WHAT YOU HAVE TO DO: Reproduce the part that opens with the line containing "Patent image size: (906, 1394)." and closes with the line containing "The stepped barrier 600' is at (402, 928).", swapping "schematic front view" for "schematic elevation" and leaving all else unchanged.

Records from a data collection:
Begin

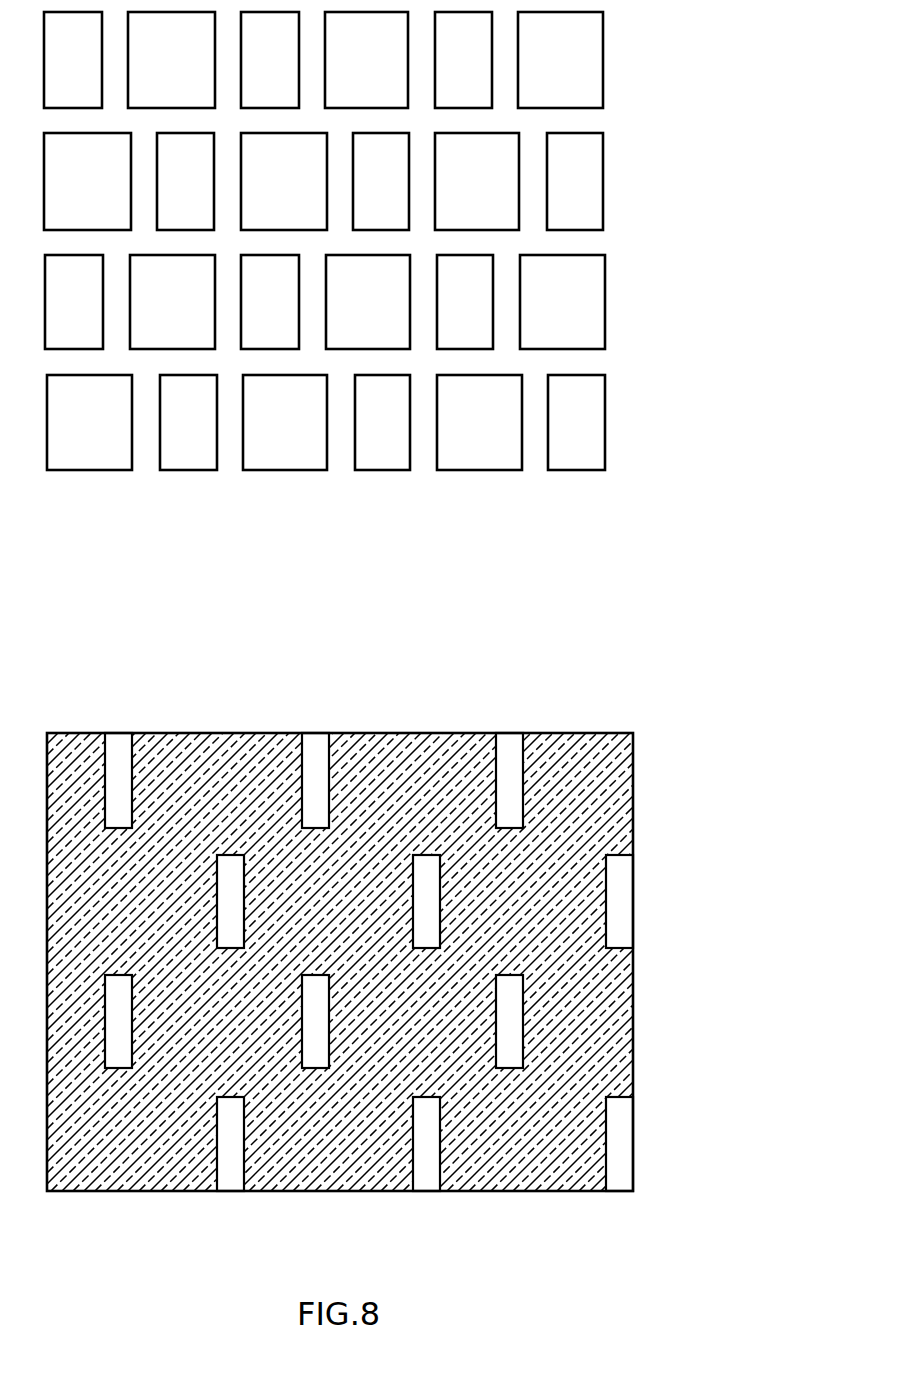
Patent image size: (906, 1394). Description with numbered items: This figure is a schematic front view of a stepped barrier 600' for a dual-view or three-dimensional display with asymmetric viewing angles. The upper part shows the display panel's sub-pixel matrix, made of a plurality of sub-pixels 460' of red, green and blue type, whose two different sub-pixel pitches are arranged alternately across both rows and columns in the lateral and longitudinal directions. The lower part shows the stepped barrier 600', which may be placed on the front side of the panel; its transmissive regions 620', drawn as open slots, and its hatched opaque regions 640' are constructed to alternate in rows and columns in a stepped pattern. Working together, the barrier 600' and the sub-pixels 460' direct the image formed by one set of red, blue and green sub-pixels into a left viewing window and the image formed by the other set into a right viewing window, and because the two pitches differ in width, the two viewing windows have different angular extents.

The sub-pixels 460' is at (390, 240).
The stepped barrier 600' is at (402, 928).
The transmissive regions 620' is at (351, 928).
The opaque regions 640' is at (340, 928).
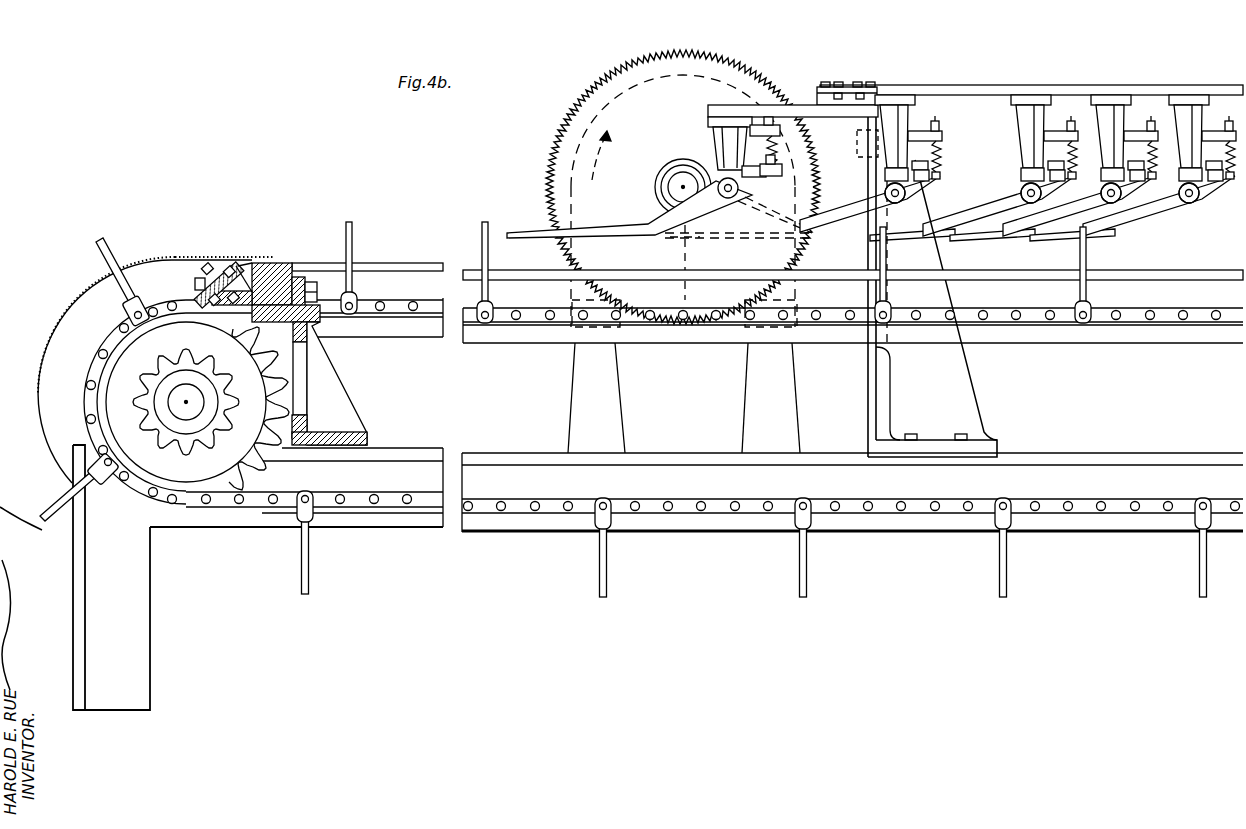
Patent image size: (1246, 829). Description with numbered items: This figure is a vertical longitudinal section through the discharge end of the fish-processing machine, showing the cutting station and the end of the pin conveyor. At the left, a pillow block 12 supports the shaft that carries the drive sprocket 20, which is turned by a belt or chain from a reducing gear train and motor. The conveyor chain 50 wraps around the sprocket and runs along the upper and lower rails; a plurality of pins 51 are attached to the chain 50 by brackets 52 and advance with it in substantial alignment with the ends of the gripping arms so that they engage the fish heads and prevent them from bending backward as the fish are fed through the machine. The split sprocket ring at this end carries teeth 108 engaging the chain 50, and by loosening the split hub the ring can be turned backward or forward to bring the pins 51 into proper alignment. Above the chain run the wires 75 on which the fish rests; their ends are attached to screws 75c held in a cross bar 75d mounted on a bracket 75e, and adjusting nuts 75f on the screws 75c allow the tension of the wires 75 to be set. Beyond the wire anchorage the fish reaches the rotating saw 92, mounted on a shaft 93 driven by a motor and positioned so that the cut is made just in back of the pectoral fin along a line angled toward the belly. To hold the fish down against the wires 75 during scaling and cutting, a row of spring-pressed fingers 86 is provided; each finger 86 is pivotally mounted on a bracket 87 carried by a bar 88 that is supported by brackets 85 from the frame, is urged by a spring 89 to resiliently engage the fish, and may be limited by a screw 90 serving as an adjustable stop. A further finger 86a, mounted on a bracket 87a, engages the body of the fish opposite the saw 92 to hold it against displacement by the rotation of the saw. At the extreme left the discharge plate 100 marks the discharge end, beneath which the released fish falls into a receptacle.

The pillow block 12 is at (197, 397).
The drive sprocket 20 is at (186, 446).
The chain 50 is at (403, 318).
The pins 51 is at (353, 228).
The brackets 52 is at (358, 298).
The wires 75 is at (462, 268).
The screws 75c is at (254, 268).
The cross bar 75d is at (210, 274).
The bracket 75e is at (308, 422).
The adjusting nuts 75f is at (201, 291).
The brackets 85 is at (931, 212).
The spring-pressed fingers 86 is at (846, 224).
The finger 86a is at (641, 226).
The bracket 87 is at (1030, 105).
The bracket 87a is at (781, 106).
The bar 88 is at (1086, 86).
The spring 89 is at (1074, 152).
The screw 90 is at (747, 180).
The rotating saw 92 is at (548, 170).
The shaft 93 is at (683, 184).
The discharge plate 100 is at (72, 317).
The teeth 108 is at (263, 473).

End
Begin

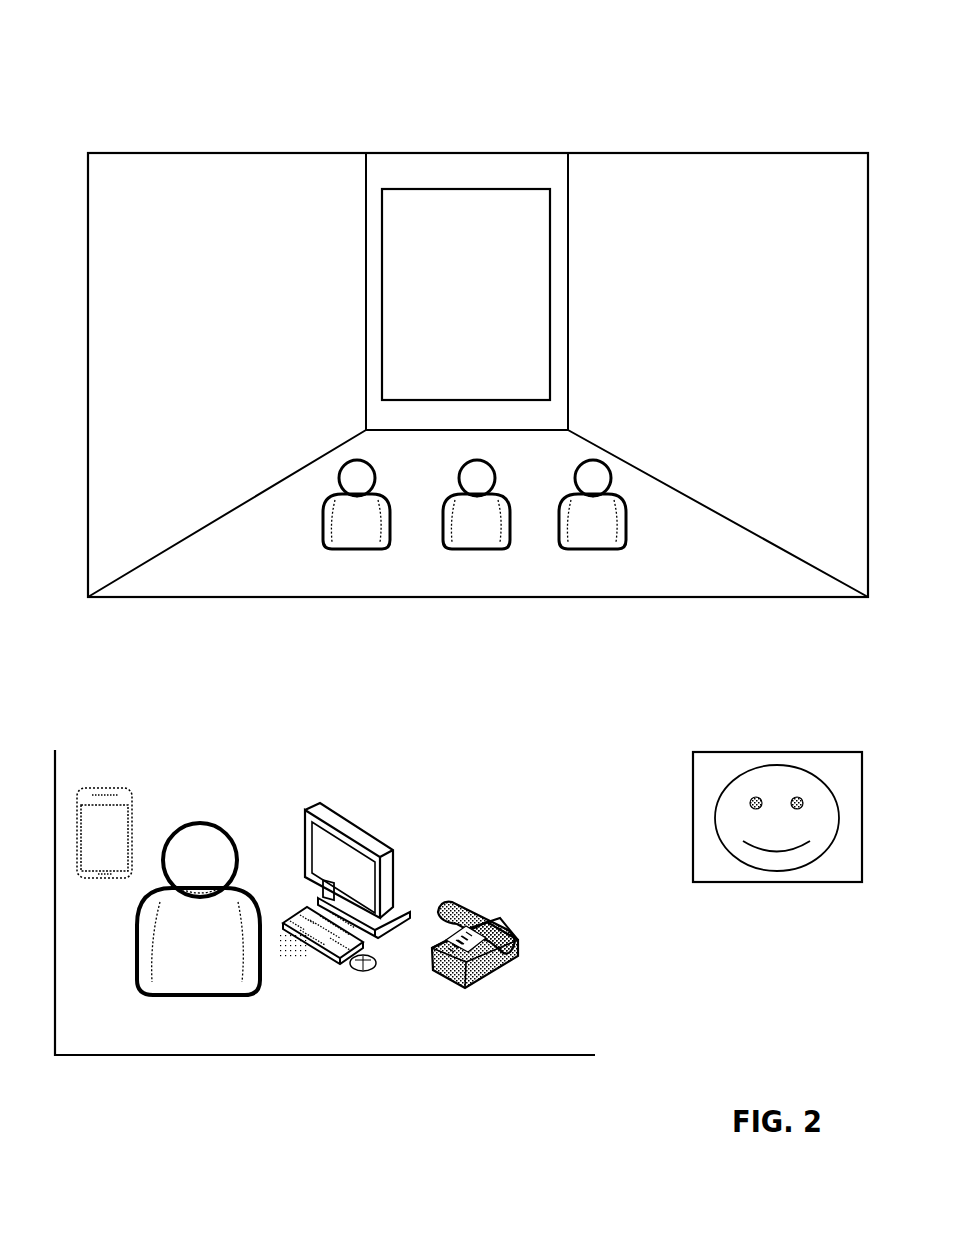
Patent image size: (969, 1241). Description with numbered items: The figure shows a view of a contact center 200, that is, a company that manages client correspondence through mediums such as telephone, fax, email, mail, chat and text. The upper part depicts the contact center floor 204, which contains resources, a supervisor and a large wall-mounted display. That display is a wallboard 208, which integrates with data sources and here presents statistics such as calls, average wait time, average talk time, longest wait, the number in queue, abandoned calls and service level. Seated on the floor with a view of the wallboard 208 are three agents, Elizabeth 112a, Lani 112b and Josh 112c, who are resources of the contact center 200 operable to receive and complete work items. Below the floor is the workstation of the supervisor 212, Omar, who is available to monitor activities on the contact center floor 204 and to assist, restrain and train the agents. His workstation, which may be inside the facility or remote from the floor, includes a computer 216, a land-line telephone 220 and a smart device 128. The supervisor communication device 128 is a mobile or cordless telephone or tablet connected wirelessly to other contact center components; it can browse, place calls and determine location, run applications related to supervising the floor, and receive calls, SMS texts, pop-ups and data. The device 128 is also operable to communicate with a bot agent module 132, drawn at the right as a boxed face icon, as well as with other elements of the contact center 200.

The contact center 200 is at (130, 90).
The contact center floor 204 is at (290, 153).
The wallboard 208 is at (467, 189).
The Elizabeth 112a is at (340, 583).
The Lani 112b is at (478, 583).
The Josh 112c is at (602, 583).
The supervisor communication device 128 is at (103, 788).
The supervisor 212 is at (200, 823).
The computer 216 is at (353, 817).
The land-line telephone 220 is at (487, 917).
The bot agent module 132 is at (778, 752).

End

SOLUTION TO THE PROBLEM:
Patent image size: (906, 1394). Description with numbered items: This figure is a schematic elevation of a stepped barrier 600' for a dual-view or three-dimensional display with asymmetric viewing angles. The upper part shows the display panel's sub-pixel matrix, made of a plurality of sub-pixels 460' of red, green and blue type, whose two different sub-pixel pitches are arranged alternately across both rows and columns in the lateral and longitudinal directions. The lower part shows the stepped barrier 600', which may be placed on the front side of the panel; its transmissive regions 620', drawn as open slots, and its hatched opaque regions 640' are constructed to alternate in rows and columns in a stepped pattern. Working together, the barrier 600' and the sub-pixels 460' direct the image formed by one set of red, blue and green sub-pixels into a left viewing window and the image formed by the other set into a right viewing window, and because the two pitches differ in width, the two viewing windows have different angular extents.

The sub-pixels 460' is at (390, 240).
The stepped barrier 600' is at (402, 928).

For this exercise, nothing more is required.